+++ Fragmento del texto

“Le dije a mi abuelita que mi novia estaba embarazada” o “me pidieron prestado cien pesos y me quitaron mi dinero”, son algunas de las bromas más comunes que reciben o hacen -año con año- los tuxtlecos en el Día de los Santos Inocentes, el cual tiene un origen pagano y religioso.
Verónica Pérez expresó no saber del todo el motivo de la celebración, ya que “está relacionado con el cristianismo y tiene algo que ver con muertes”, sin embargo, dice que en su familia la broma más común es la de pedir dinero: “Decimos ‘préstame cien pesos’ y ya te los quedas, añadiendo, ‘caíste inocente palomita’”.
Origen
Nada alejada de la realidad, la celebración de cada 28 de diciembre de los Santos Inocentes, tiene un origen opuesto a la alegría que provoca en la actualidad.
El origen de esta festividad se remonta a los tiempos en que Herodes gobernaba en Judea. Con (el Niño) Jesús a punto de llegar al mundo, el monarca se puso en contacto con los Reyes Magos, para averiguar cuál iba a ser el lugar exacto en el que la Virgen María daría a luz a su bebé.
“Cuando lo encuentren, háganmelo saber, para que yo también vaya y le adore”, fueron las palabras de Herodes, según el Evangelio de Mateo en el Nuevo Testamento.
Si bien en un principio los reyes le creyeron al monarca, en un sueño recibieron el aviso de que Jesús corría peligro, y regresaron a su tierra por otro camino para no ver a Herodes.

++++++
+++ Extractos de datos

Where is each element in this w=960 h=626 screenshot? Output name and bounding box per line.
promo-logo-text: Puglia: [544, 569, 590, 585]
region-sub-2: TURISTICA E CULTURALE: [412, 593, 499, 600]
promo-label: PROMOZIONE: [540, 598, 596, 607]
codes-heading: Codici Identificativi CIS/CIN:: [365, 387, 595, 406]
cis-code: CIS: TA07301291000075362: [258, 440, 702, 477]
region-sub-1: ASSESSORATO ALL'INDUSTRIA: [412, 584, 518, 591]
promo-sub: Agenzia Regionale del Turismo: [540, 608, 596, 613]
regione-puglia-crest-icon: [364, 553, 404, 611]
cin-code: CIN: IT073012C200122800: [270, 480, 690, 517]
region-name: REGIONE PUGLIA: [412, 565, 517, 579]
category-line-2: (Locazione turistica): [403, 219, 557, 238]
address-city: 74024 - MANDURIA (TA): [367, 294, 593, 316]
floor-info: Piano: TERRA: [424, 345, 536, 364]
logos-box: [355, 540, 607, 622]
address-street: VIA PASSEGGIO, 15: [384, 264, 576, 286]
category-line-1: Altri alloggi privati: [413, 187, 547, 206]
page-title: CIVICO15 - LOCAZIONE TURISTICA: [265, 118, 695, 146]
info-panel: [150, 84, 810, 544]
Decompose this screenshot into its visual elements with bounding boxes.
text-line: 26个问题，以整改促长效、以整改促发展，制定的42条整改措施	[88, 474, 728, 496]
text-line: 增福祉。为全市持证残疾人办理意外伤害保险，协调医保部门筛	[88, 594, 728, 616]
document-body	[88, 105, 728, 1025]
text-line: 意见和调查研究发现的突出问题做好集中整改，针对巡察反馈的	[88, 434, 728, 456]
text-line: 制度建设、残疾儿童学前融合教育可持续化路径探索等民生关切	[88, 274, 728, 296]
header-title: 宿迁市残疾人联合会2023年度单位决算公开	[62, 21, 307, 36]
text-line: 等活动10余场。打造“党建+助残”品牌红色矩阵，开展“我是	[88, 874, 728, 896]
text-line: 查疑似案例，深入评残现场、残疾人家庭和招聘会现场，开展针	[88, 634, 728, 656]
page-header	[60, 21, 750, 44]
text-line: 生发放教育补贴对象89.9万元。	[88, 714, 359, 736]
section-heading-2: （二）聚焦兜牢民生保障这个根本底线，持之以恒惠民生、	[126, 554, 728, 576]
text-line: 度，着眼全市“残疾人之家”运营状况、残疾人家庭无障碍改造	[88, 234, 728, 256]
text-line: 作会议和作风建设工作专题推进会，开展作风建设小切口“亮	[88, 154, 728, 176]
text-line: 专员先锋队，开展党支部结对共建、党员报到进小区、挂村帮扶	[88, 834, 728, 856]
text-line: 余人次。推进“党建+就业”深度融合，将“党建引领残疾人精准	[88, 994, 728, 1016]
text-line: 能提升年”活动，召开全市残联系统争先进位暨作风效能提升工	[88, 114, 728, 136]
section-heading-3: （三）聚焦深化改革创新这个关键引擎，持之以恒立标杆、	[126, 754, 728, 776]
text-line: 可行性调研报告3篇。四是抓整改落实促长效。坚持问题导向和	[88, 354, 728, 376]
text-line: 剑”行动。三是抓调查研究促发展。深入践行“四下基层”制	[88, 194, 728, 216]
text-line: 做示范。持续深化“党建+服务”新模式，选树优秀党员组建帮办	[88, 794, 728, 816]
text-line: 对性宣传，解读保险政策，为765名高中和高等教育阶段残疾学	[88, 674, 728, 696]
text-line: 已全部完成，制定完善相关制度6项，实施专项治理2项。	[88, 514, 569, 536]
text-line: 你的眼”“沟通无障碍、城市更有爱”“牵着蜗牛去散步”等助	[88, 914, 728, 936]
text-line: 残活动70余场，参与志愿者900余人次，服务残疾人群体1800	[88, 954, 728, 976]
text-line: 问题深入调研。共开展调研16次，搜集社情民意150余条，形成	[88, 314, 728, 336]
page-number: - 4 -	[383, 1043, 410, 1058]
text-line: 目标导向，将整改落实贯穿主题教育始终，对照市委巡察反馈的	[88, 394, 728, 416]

++++++

* **Detalles del ejercicio**:
Sigue el texto sobre el Día de los Santos Inocentes a partir de donde se corta. Los registros vienen de otra fuente.

* **Tu respuesta**:
Cuando el rey se dio cuenta del engaño, cegado por la cólera, mandó a asesinar a todos los niños menores de dos años que vivían en Belén, lo que dio origen a la figura de los “Santos Inocentes”, en referencia a aquellos pequeños muertos por mandato de Herodes.
Algunos dicen que se hacen bromas por la inocencia y espontaneidad de esos niños que no guardaban malicia alguna en su ser; otros, que es por la ingenuidad del rey. En la Edad Media la celebración adquirió ese carácter de bromas, pues se fusionó con las fiestas de origen pagano, derivadas de las saturnales romanas.
Alberto Ortega dice que está prevenido para no prestar nada el día de hoy, y recuerda, con risas en el rostro, la regañada que le puso su abuela cuando le dijo que su novia estaba embarazada: “Al final le dije ‘inocente palomilla que te dejaste engañar’”.